Items listed in a dataset
§

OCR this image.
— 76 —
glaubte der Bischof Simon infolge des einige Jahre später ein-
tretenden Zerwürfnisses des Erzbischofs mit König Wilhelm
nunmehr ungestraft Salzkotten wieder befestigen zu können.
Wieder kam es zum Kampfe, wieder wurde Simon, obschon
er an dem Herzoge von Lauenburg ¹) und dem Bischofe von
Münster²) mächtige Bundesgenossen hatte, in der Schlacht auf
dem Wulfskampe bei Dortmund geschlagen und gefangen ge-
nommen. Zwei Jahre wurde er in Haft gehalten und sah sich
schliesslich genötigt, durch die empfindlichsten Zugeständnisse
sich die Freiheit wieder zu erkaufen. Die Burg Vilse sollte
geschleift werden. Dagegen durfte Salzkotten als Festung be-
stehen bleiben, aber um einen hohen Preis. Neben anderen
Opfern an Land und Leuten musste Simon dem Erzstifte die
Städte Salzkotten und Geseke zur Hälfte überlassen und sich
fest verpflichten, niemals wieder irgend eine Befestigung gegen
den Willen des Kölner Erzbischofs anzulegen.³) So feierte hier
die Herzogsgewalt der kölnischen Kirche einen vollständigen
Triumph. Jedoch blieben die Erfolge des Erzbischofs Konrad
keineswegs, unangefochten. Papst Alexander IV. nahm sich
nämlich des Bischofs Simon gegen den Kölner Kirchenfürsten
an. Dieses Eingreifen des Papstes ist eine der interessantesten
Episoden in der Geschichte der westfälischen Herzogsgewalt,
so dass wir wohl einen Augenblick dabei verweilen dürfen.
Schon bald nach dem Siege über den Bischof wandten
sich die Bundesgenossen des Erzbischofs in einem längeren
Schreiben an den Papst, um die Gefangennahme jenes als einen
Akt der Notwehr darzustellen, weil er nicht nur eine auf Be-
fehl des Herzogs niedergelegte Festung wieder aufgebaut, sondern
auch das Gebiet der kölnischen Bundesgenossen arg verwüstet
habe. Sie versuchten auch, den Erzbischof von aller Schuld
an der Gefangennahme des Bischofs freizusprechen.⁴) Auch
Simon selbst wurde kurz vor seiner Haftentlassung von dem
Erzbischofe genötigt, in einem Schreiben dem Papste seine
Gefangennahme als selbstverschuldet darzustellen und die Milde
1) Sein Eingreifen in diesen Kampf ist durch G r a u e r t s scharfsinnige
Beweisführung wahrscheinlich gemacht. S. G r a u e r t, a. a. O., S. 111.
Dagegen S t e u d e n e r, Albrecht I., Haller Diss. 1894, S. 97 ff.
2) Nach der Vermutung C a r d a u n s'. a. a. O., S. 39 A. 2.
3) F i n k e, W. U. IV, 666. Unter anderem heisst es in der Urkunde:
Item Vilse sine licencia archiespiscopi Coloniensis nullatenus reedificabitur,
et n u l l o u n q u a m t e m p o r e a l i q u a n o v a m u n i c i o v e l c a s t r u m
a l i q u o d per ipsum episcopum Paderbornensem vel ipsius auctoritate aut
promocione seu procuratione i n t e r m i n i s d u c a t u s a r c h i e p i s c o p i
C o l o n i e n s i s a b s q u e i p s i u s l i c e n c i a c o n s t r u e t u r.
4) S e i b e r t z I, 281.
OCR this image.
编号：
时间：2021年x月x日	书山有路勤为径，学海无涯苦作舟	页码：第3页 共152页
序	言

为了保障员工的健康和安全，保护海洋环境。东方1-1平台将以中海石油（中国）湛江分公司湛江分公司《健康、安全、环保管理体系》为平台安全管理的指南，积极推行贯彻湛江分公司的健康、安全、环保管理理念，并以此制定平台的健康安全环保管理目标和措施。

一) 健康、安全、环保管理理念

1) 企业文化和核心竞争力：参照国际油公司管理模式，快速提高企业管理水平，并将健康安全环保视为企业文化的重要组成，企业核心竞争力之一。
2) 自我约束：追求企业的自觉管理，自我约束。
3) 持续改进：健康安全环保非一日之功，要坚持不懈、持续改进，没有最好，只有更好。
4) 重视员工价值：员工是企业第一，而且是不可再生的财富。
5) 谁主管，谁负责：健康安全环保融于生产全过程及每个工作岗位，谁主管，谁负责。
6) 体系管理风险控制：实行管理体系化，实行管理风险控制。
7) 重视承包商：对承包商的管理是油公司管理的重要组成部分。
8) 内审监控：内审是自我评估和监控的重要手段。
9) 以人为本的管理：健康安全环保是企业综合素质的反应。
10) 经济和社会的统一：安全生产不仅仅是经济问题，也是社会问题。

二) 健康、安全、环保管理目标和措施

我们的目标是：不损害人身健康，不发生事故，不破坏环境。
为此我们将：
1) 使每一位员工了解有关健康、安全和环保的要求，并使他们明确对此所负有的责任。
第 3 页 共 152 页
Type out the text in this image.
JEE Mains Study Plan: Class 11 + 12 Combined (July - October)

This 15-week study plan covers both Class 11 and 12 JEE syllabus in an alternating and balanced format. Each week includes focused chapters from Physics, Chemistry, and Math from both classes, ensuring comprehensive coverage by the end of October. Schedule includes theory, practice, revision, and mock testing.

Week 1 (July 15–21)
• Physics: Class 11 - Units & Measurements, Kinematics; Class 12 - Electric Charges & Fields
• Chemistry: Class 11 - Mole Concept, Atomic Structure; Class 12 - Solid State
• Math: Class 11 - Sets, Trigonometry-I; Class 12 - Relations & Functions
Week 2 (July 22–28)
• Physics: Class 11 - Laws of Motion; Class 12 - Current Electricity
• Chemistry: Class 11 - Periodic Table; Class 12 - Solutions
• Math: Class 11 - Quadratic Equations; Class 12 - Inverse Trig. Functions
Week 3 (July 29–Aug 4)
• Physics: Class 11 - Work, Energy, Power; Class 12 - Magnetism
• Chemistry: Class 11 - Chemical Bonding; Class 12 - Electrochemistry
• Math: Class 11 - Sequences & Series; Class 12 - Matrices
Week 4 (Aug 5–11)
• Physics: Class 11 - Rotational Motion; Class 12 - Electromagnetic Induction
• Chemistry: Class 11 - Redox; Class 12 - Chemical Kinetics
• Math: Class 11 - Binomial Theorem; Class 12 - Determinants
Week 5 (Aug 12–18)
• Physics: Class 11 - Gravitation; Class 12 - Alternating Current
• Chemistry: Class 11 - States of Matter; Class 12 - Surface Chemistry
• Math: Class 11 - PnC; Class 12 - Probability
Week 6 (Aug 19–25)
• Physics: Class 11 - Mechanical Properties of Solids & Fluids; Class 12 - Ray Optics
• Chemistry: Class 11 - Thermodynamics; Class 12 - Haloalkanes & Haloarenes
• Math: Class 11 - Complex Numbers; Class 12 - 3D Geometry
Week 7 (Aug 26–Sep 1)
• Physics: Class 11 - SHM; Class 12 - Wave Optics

§

TASK GOAL: Write every line of the material above again, exactly.

COMPLETE OUTPUT:
OCR this image.
— 76 —
glaubte der Bischof Simon infolge des einige Jahre später ein-
tretenden Zerwürfnisses des Erzbischofs mit König Wilhelm
nunmehr ungestraft Salzkotten wieder befestigen zu können.
Wieder kam es zum Kampfe, wieder wurde Simon, obschon
er an dem Herzoge von Lauenburg ¹) und dem Bischofe von
Münster²) mächtige Bundesgenossen hatte, in der Schlacht auf
dem Wulfskampe bei Dortmund geschlagen und gefangen ge-
nommen. Zwei Jahre wurde er in Haft gehalten und sah sich
schliesslich genötigt, durch die empfindlichsten Zugeständnisse
sich die Freiheit wieder zu erkaufen. Die Burg Vilse sollte
geschleift werden. Dagegen durfte Salzkotten als Festung be-
stehen bleiben, aber um einen hohen Preis. Neben anderen
Opfern an Land und Leuten musste Simon dem Erzstifte die
Städte Salzkotten und Geseke zur Hälfte überlassen und sich
fest verpflichten, niemals wieder irgend eine Befestigung gegen
den Willen des Kölner Erzbischofs anzulegen.³) So feierte hier
die Herzogsgewalt der kölnischen Kirche einen vollständigen
Triumph. Jedoch blieben die Erfolge des Erzbischofs Konrad
keineswegs, unangefochten. Papst Alexander IV. nahm sich
nämlich des Bischofs Simon gegen den Kölner Kirchenfürsten
an. Dieses Eingreifen des Papstes ist eine der interessantesten
Episoden in der Geschichte der westfälischen Herzogsgewalt,
so dass wir wohl einen Augenblick dabei verweilen dürfen.
Schon bald nach dem Siege über den Bischof wandten
sich die Bundesgenossen des Erzbischofs in einem längeren
Schreiben an den Papst, um die Gefangennahme jenes als einen
Akt der Notwehr darzustellen, weil er nicht nur eine auf Be-
fehl des Herzogs niedergelegte Festung wieder aufgebaut, sondern
auch das Gebiet der kölnischen Bundesgenossen arg verwüstet
habe. Sie versuchten auch, den Erzbischof von aller Schuld
an der Gefangennahme des Bischofs freizusprechen.⁴) Auch
Simon selbst wurde kurz vor seiner Haftentlassung von dem
Erzbischofe genötigt, in einem Schreiben dem Papste seine
Gefangennahme als selbstverschuldet darzustellen und die Milde
1) Sein Eingreifen in diesen Kampf ist durch G r a u e r t s scharfsinnige
Beweisführung wahrscheinlich gemacht. S. G r a u e r t, a. a. O., S. 111.
Dagegen S t e u d e n e r, Albrecht I., Haller Diss. 1894, S. 97 ff.
2) Nach der Vermutung C a r d a u n s'. a. a. O., S. 39 A. 2.
3) F i n k e, W. U. IV, 666. Unter anderem heisst es in der Urkunde:
Item Vilse sine licencia archiespiscopi Coloniensis nullatenus reedificabitur,
et n u l l o u n q u a m t e m p o r e a l i q u a n o v a m u n i c i o v e l c a s t r u m
a l i q u o d per ipsum episcopum Paderbornensem vel ipsius auctoritate aut
promocione seu procuratione i n t e r m i n i s d u c a t u s a r c h i e p i s c o p i
C o l o n i e n s i s a b s q u e i p s i u s l i c e n c i a c o n s t r u e t u r.
4) S e i b e r t z I, 281.
OCR this image.
编号：
时间：2021年x月x日	书山有路勤为径，学海无涯苦作舟	页码：第3页 共152页
序	言

为了保障员工的健康和安全，保护海洋环境。东方1-1平台将以中海石油（中国）湛江分公司湛江分公司《健康、安全、环保管理体系》为平台安全管理的指南，积极推行贯彻湛江分公司的健康、安全、环保管理理念，并以此制定平台的健康安全环保管理目标和措施。

一) 健康、安全、环保管理理念

1) 企业文化和核心竞争力：参照国际油公司管理模式，快速提高企业管理水平，并将健康安全环保视为企业文化的重要组成，企业核心竞争力之一。
2) 自我约束：追求企业的自觉管理，自我约束。
3) 持续改进：健康安全环保非一日之功，要坚持不懈、持续改进，没有最好，只有更好。
4) 重视员工价值：员工是企业第一，而且是不可再生的财富。
5) 谁主管，谁负责：健康安全环保融于生产全过程及每个工作岗位，谁主管，谁负责。
6) 体系管理风险控制：实行管理体系化，实行管理风险控制。
7) 重视承包商：对承包商的管理是油公司管理的重要组成部分。
8) 内审监控：内审是自我评估和监控的重要手段。
9) 以人为本的管理：健康安全环保是企业综合素质的反应。
10) 经济和社会的统一：安全生产不仅仅是经济问题，也是社会问题。

二) 健康、安全、环保管理目标和措施

我们的目标是：不损害人身健康，不发生事故，不破坏环境。
为此我们将：
1) 使每一位员工了解有关健康、安全和环保的要求，并使他们明确对此所负有的责任。
第 3 页 共 152 页
Type out the text in this image.
JEE Mains Study Plan: Class 11 + 12 Combined (July - October)

This 15-week study plan covers both Class 11 and 12 JEE syllabus in an alternating and balanced format. Each week includes focused chapters from Physics, Chemistry, and Math from both classes, ensuring comprehensive coverage by the end of October. Schedule includes theory, practice, revision, and mock testing.

Week 1 (July 15–21)
• Physics: Class 11 - Units & Measurements, Kinematics; Class 12 - Electric Charges & Fields
• Chemistry: Class 11 - Mole Concept, Atomic Structure; Class 12 - Solid State
• Math: Class 11 - Sets, Trigonometry-I; Class 12 - Relations & Functions
Week 2 (July 22–28)
• Physics: Class 11 - Laws of Motion; Class 12 - Current Electricity
• Chemistry: Class 11 - Periodic Table; Class 12 - Solutions
• Math: Class 11 - Quadratic Equations; Class 12 - Inverse Trig. Functions
Week 3 (July 29–Aug 4)
• Physics: Class 11 - Work, Energy, Power; Class 12 - Magnetism
• Chemistry: Class 11 - Chemical Bonding; Class 12 - Electrochemistry
• Math: Class 11 - Sequences & Series; Class 12 - Matrices
Week 4 (Aug 5–11)
• Physics: Class 11 - Rotational Motion; Class 12 - Electromagnetic Induction
• Chemistry: Class 11 - Redox; Class 12 - Chemical Kinetics
• Math: Class 11 - Binomial Theorem; Class 12 - Determinants
Week 5 (Aug 12–18)
• Physics: Class 11 - Gravitation; Class 12 - Alternating Current
• Chemistry: Class 11 - States of Matter; Class 12 - Surface Chemistry
• Math: Class 11 - PnC; Class 12 - Probability
Week 6 (Aug 19–25)
• Physics: Class 11 - Mechanical Properties of Solids & Fluids; Class 12 - Ray Optics
• Chemistry: Class 11 - Thermodynamics; Class 12 - Haloalkanes & Haloarenes
• Math: Class 11 - Complex Numbers; Class 12 - 3D Geometry
Week 7 (Aug 26–Sep 1)
• Physics: Class 11 - SHM; Class 12 - Wave Optics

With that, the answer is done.